(Extracted data entries)
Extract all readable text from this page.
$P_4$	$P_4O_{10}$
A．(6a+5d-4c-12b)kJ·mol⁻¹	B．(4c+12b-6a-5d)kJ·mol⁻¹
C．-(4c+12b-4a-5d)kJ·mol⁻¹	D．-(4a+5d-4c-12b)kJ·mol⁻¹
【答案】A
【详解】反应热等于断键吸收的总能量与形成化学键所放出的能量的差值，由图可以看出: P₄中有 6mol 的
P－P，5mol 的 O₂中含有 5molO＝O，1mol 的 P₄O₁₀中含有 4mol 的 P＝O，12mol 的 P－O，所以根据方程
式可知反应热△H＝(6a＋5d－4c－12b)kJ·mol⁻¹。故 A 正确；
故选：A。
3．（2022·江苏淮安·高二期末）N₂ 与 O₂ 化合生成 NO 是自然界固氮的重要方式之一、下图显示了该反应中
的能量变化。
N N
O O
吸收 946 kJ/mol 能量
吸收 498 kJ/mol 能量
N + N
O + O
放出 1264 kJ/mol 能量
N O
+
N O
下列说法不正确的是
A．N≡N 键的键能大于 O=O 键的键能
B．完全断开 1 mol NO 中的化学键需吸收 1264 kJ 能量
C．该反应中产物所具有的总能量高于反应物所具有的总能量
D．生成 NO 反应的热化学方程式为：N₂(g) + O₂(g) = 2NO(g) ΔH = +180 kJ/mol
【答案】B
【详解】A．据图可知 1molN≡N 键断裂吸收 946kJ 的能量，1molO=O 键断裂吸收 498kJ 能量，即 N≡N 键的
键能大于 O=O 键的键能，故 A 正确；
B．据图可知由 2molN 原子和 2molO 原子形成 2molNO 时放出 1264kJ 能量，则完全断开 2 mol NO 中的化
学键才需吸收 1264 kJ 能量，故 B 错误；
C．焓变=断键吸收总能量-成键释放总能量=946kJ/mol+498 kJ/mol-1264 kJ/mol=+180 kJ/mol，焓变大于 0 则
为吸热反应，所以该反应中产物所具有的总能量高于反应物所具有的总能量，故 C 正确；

WHAT YOU ARE ASKED TO DO |
Reproduce the data in its entirety, matching each character.

THE RESPONSE |
Extract all readable text from this page.
$P_4$	$P_4O_{10}$
A．(6a+5d-4c-12b)kJ·mol⁻¹	B．(4c+12b-6a-5d)kJ·mol⁻¹
C．-(4c+12b-4a-5d)kJ·mol⁻¹	D．-(4a+5d-4c-12b)kJ·mol⁻¹
【答案】A
【详解】反应热等于断键吸收的总能量与形成化学键所放出的能量的差值，由图可以看出: P₄中有 6mol 的
P－P，5mol 的 O₂中含有 5molO＝O，1mol 的 P₄O₁₀中含有 4mol 的 P＝O，12mol 的 P－O，所以根据方程
式可知反应热△H＝(6a＋5d－4c－12b)kJ·mol⁻¹。故 A 正确；
故选：A。
3．（2022·江苏淮安·高二期末）N₂ 与 O₂ 化合生成 NO 是自然界固氮的重要方式之一、下图显示了该反应中
的能量变化。
N N
O O
吸收 946 kJ/mol 能量
吸收 498 kJ/mol 能量
N + N
O + O
放出 1264 kJ/mol 能量
N O
+
N O
下列说法不正确的是
A．N≡N 键的键能大于 O=O 键的键能
B．完全断开 1 mol NO 中的化学键需吸收 1264 kJ 能量
C．该反应中产物所具有的总能量高于反应物所具有的总能量
D．生成 NO 反应的热化学方程式为：N₂(g) + O₂(g) = 2NO(g) ΔH = +180 kJ/mol
【答案】B
【详解】A．据图可知 1molN≡N 键断裂吸收 946kJ 的能量，1molO=O 键断裂吸收 498kJ 能量，即 N≡N 键的
键能大于 O=O 键的键能，故 A 正确；
B．据图可知由 2molN 原子和 2molO 原子形成 2molNO 时放出 1264kJ 能量，则完全断开 2 mol NO 中的化
学键才需吸收 1264 kJ 能量，故 B 错误；
C．焓变=断键吸收总能量-成键释放总能量=946kJ/mol+498 kJ/mol-1264 kJ/mol=+180 kJ/mol，焓变大于 0 则
为吸热反应，所以该反应中产物所具有的总能量高于反应物所具有的总能量，故 C 正确；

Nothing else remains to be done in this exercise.